### Task goal:
Every line must be returned precisely as it is written.

### Record set:

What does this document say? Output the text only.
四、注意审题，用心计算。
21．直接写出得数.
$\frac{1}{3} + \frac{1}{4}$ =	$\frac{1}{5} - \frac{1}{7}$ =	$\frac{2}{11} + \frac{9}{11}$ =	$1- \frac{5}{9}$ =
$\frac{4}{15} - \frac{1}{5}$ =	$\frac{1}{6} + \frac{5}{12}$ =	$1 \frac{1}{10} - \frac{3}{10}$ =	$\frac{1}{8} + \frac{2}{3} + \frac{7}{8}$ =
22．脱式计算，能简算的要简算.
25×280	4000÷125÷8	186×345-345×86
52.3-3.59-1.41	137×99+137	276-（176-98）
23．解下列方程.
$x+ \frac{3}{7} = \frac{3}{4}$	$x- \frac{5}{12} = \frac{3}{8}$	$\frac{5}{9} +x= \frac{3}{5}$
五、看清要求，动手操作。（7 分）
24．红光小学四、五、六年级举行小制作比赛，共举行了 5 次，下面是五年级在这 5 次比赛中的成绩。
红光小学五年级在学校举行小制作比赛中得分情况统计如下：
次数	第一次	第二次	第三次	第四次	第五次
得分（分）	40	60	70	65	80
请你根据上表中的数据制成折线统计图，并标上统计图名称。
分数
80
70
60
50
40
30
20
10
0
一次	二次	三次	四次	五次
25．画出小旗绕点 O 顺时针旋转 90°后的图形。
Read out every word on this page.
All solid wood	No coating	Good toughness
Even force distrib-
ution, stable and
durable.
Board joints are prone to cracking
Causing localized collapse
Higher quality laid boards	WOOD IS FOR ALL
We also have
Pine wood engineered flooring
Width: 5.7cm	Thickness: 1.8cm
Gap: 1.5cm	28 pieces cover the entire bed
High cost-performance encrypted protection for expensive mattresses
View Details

### Worked solution:
What does this document say? Output the text only.
四、注意审题，用心计算。
21．直接写出得数.
$\frac{1}{3} + \frac{1}{4}$ =	$\frac{1}{5} - \frac{1}{7}$ =	$\frac{2}{11} + \frac{9}{11}$ =	$1- \frac{5}{9}$ =
$\frac{4}{15} - \frac{1}{5}$ =	$\frac{1}{6} + \frac{5}{12}$ =	$1 \frac{1}{10} - \frac{3}{10}$ =	$\frac{1}{8} + \frac{2}{3} + \frac{7}{8}$ =
22．脱式计算，能简算的要简算.
25×280	4000÷125÷8	186×345-345×86
52.3-3.59-1.41	137×99+137	276-（176-98）
23．解下列方程.
$x+ \frac{3}{7} = \frac{3}{4}$	$x- \frac{5}{12} = \frac{3}{8}$	$\frac{5}{9} +x= \frac{3}{5}$
五、看清要求，动手操作。（7 分）
24．红光小学四、五、六年级举行小制作比赛，共举行了 5 次，下面是五年级在这 5 次比赛中的成绩。
红光小学五年级在学校举行小制作比赛中得分情况统计如下：
次数	第一次	第二次	第三次	第四次	第五次
得分（分）	40	60	70	65	80
请你根据上表中的数据制成折线统计图，并标上统计图名称。
分数
80
70
60
50
40
30
20
10
0
一次	二次	三次	四次	五次
25．画出小旗绕点 O 顺时针旋转 90°后的图形。
Read out every word on this page.
All solid wood	No coating	Good toughness
Even force distrib-
ution, stable and
durable.
Board joints are prone to cracking
Causing localized collapse
Higher quality laid boards	WOOD IS FOR ALL
We also have
Pine wood engineered flooring
Width: 5.7cm	Thickness: 1.8cm
Gap: 1.5cm	28 pieces cover the entire bed
High cost-performance encrypted protection for expensive mattresses
View Details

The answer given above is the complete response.